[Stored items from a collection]
"""

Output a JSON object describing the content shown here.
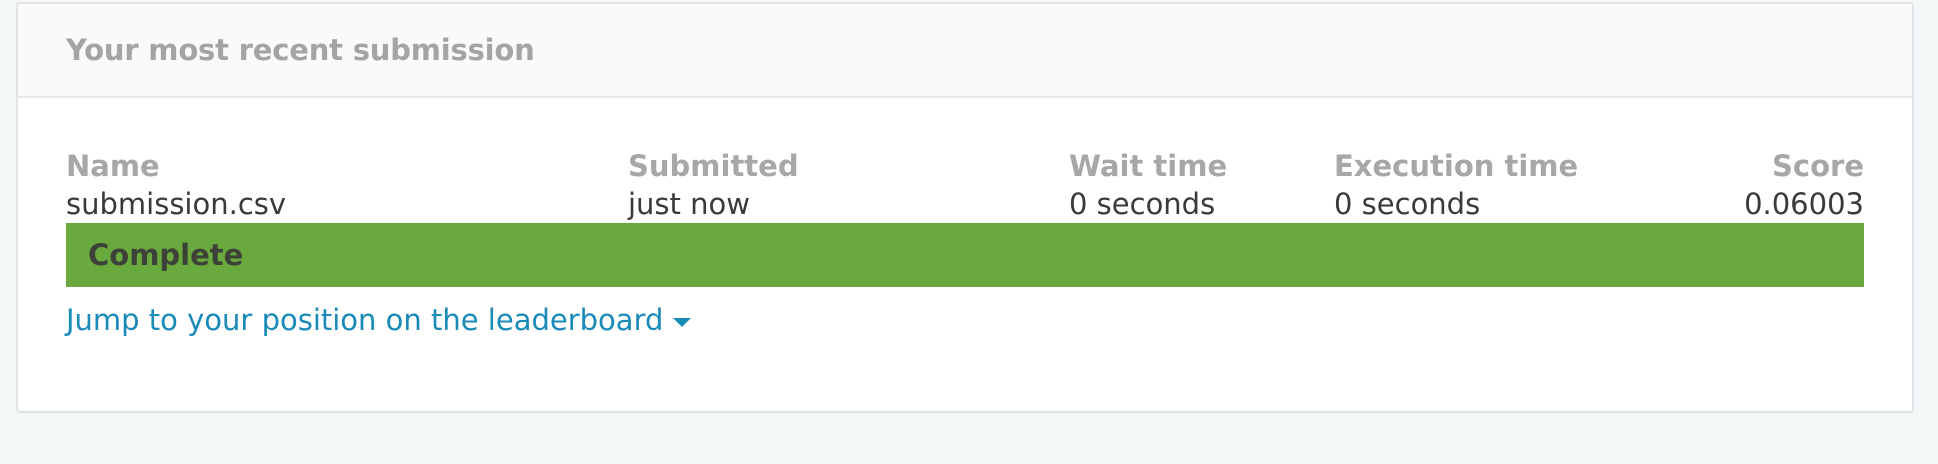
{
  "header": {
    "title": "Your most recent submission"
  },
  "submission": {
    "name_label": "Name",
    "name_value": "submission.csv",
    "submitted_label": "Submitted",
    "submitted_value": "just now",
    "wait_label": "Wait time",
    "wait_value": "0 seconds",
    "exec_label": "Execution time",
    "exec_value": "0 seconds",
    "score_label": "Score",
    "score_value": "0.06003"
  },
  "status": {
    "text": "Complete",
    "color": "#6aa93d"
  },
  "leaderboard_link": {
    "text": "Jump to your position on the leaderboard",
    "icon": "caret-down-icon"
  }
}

"""

» **Your instructions**
Copy out every line of the material above exactly, skipping the pictures.

» **Solution to this exercise**
Output a JSON object describing the content shown here.
{
  "header": {
    "title": "Your most recent submission"
  },
  "submission": {
    "name_label": "Name",
    "name_value": "submission.csv",
    "submitted_label": "Submitted",
    "submitted_value": "just now",
    "wait_label": "Wait time",
    "wait_value": "0 seconds",
    "exec_label": "Execution time",
    "exec_value": "0 seconds",
    "score_label": "Score",
    "score_value": "0.06003"
  },
  "status": {
    "text": "Complete",
    "color": "#6aa93d"
  },
  "leaderboard_link": {
    "text": "Jump to your position on the leaderboard",
    "icon": "caret-down-icon"
  }
}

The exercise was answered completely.